- **WORK REQUIRED**:
Skip the pictures and extract all of the lines exactly as written.

- **DATA TO USE**:
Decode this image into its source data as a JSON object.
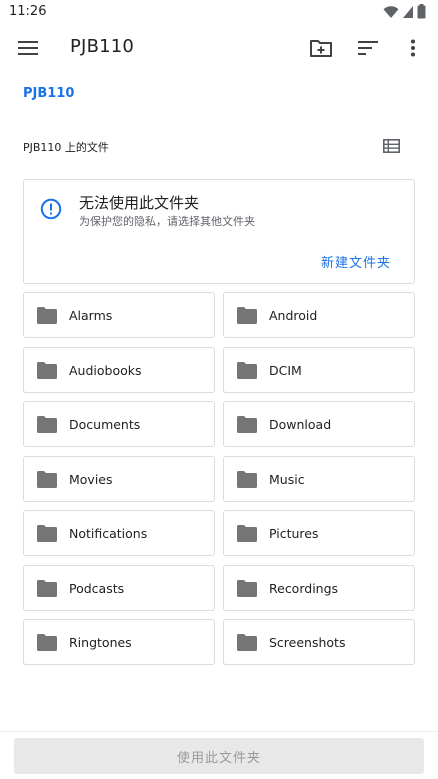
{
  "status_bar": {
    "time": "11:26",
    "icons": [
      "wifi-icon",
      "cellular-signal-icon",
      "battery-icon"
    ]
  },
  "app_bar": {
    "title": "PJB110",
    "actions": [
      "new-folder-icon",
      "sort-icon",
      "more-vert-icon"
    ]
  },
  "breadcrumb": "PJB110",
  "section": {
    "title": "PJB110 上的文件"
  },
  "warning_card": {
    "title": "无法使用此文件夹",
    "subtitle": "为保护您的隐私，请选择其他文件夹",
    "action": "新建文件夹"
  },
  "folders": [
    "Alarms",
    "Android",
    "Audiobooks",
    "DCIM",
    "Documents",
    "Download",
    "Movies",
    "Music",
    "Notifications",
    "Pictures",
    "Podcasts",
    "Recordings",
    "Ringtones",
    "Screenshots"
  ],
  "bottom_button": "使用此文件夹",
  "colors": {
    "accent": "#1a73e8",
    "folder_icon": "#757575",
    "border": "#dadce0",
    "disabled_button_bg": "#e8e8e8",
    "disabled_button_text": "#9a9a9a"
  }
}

- **COMPLETE OUTPUT**:
Decode this image into its source data as a JSON object.
{
  "status_bar": {
    "time": "11:26",
    "icons": [
      "wifi-icon",
      "cellular-signal-icon",
      "battery-icon"
    ]
  },
  "app_bar": {
    "title": "PJB110",
    "actions": [
      "new-folder-icon",
      "sort-icon",
      "more-vert-icon"
    ]
  },
  "breadcrumb": "PJB110",
  "section": {
    "title": "PJB110 上的文件"
  },
  "warning_card": {
    "title": "无法使用此文件夹",
    "subtitle": "为保护您的隐私，请选择其他文件夹",
    "action": "新建文件夹"
  },
  "folders": [
    "Alarms",
    "Android",
    "Audiobooks",
    "DCIM",
    "Documents",
    "Download",
    "Movies",
    "Music",
    "Notifications",
    "Pictures",
    "Podcasts",
    "Recordings",
    "Ringtones",
    "Screenshots"
  ],
  "bottom_button": "使用此文件夹",
  "colors": {
    "accent": "#1a73e8",
    "folder_icon": "#757575",
    "border": "#dadce0",
    "disabled_button_bg": "#e8e8e8",
    "disabled_button_text": "#9a9a9a"
  }
}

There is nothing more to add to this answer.